** Records for processing **
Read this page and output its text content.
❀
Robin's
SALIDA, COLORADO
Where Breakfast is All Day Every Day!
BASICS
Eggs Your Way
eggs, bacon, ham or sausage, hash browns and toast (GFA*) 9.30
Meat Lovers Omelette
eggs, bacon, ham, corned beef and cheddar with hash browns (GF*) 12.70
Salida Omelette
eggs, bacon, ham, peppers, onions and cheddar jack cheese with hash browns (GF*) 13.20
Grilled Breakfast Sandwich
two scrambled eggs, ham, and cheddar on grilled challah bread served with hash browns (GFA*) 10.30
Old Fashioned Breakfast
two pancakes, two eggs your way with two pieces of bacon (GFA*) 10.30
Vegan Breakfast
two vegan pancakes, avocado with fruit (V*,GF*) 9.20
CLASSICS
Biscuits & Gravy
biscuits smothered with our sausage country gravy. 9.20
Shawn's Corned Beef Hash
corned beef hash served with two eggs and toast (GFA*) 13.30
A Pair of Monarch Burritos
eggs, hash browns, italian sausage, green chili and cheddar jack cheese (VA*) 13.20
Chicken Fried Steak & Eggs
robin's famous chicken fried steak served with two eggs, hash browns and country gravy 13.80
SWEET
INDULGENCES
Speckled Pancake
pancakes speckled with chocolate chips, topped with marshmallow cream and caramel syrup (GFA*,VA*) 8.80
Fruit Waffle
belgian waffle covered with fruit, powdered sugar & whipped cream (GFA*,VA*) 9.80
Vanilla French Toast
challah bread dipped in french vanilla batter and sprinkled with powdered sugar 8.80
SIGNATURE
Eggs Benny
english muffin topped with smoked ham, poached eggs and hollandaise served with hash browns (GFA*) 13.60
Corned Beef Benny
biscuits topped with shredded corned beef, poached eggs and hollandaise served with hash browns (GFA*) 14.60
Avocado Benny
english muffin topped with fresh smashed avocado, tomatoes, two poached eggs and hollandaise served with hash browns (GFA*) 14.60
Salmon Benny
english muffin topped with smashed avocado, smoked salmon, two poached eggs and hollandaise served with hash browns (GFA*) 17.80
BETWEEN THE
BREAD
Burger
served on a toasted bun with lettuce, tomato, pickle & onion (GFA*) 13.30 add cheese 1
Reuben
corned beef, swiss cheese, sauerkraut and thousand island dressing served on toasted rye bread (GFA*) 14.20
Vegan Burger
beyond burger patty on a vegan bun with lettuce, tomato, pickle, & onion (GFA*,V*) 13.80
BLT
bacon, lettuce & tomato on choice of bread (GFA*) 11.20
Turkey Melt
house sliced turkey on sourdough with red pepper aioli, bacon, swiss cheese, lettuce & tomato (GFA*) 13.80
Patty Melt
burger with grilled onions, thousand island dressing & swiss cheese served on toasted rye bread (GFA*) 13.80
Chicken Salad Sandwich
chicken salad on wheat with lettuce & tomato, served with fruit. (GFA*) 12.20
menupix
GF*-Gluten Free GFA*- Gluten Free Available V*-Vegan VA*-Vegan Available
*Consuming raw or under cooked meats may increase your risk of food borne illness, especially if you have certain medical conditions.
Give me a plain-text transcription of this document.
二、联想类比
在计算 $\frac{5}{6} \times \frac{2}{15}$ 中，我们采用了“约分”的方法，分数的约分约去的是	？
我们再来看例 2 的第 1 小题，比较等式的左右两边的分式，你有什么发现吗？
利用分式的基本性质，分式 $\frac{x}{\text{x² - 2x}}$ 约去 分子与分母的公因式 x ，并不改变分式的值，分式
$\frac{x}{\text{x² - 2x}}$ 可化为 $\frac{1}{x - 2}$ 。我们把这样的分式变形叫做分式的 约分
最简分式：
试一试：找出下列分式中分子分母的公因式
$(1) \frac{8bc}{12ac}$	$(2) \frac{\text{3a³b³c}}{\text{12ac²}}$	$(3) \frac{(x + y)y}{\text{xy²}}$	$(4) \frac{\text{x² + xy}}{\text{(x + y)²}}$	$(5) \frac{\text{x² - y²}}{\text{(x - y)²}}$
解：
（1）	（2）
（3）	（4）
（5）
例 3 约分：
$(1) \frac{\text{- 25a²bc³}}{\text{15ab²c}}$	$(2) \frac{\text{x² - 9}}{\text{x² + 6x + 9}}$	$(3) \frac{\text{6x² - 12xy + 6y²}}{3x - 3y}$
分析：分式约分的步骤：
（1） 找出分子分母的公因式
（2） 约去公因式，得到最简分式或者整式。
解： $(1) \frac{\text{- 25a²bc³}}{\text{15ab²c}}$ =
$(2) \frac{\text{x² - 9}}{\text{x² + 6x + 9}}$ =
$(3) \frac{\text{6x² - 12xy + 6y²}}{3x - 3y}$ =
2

** Exercise **
Repeat all of the records above exactly as they appear.

** Response below **
Read this page and output its text content.
❀
Robin's
SALIDA, COLORADO
Where Breakfast is All Day Every Day!
BASICS
Eggs Your Way
eggs, bacon, ham or sausage, hash browns and toast (GFA*) 9.30
Meat Lovers Omelette
eggs, bacon, ham, corned beef and cheddar with hash browns (GF*) 12.70
Salida Omelette
eggs, bacon, ham, peppers, onions and cheddar jack cheese with hash browns (GF*) 13.20
Grilled Breakfast Sandwich
two scrambled eggs, ham, and cheddar on grilled challah bread served with hash browns (GFA*) 10.30
Old Fashioned Breakfast
two pancakes, two eggs your way with two pieces of bacon (GFA*) 10.30
Vegan Breakfast
two vegan pancakes, avocado with fruit (V*,GF*) 9.20
CLASSICS
Biscuits & Gravy
biscuits smothered with our sausage country gravy. 9.20
Shawn's Corned Beef Hash
corned beef hash served with two eggs and toast (GFA*) 13.30
A Pair of Monarch Burritos
eggs, hash browns, italian sausage, green chili and cheddar jack cheese (VA*) 13.20
Chicken Fried Steak & Eggs
robin's famous chicken fried steak served with two eggs, hash browns and country gravy 13.80
SWEET
INDULGENCES
Speckled Pancake
pancakes speckled with chocolate chips, topped with marshmallow cream and caramel syrup (GFA*,VA*) 8.80
Fruit Waffle
belgian waffle covered with fruit, powdered sugar & whipped cream (GFA*,VA*) 9.80
Vanilla French Toast
challah bread dipped in french vanilla batter and sprinkled with powdered sugar 8.80
SIGNATURE
Eggs Benny
english muffin topped with smoked ham, poached eggs and hollandaise served with hash browns (GFA*) 13.60
Corned Beef Benny
biscuits topped with shredded corned beef, poached eggs and hollandaise served with hash browns (GFA*) 14.60
Avocado Benny
english muffin topped with fresh smashed avocado, tomatoes, two poached eggs and hollandaise served with hash browns (GFA*) 14.60
Salmon Benny
english muffin topped with smashed avocado, smoked salmon, two poached eggs and hollandaise served with hash browns (GFA*) 17.80
BETWEEN THE
BREAD
Burger
served on a toasted bun with lettuce, tomato, pickle & onion (GFA*) 13.30 add cheese 1
Reuben
corned beef, swiss cheese, sauerkraut and thousand island dressing served on toasted rye bread (GFA*) 14.20
Vegan Burger
beyond burger patty on a vegan bun with lettuce, tomato, pickle, & onion (GFA*,V*) 13.80
BLT
bacon, lettuce & tomato on choice of bread (GFA*) 11.20
Turkey Melt
house sliced turkey on sourdough with red pepper aioli, bacon, swiss cheese, lettuce & tomato (GFA*) 13.80
Patty Melt
burger with grilled onions, thousand island dressing & swiss cheese served on toasted rye bread (GFA*) 13.80
Chicken Salad Sandwich
chicken salad on wheat with lettuce & tomato, served with fruit. (GFA*) 12.20
menupix
GF*-Gluten Free GFA*- Gluten Free Available V*-Vegan VA*-Vegan Available
*Consuming raw or under cooked meats may increase your risk of food borne illness, especially if you have certain medical conditions.
Give me a plain-text transcription of this document.
二、联想类比
在计算 $\frac{5}{6} \times \frac{2}{15}$ 中，我们采用了“约分”的方法，分数的约分约去的是	？
我们再来看例 2 的第 1 小题，比较等式的左右两边的分式，你有什么发现吗？
利用分式的基本性质，分式 $\frac{x}{\text{x² - 2x}}$ 约去 分子与分母的公因式 x ，并不改变分式的值，分式
$\frac{x}{\text{x² - 2x}}$ 可化为 $\frac{1}{x - 2}$ 。我们把这样的分式变形叫做分式的 约分
最简分式：
试一试：找出下列分式中分子分母的公因式
$(1) \frac{8bc}{12ac}$	$(2) \frac{\text{3a³b³c}}{\text{12ac²}}$	$(3) \frac{(x + y)y}{\text{xy²}}$	$(4) \frac{\text{x² + xy}}{\text{(x + y)²}}$	$(5) \frac{\text{x² - y²}}{\text{(x - y)²}}$
解：
（1）	（2）
（3）	（4）
（5）
例 3 约分：
$(1) \frac{\text{- 25a²bc³}}{\text{15ab²c}}$	$(2) \frac{\text{x² - 9}}{\text{x² + 6x + 9}}$	$(3) \frac{\text{6x² - 12xy + 6y²}}{3x - 3y}$
分析：分式约分的步骤：
（1） 找出分子分母的公因式
（2） 约去公因式，得到最简分式或者整式。
解： $(1) \frac{\text{- 25a²bc³}}{\text{15ab²c}}$ =
$(2) \frac{\text{x² - 9}}{\text{x² + 6x + 9}}$ =
$(3) \frac{\text{6x² - 12xy + 6y²}}{3x - 3y}$ =
2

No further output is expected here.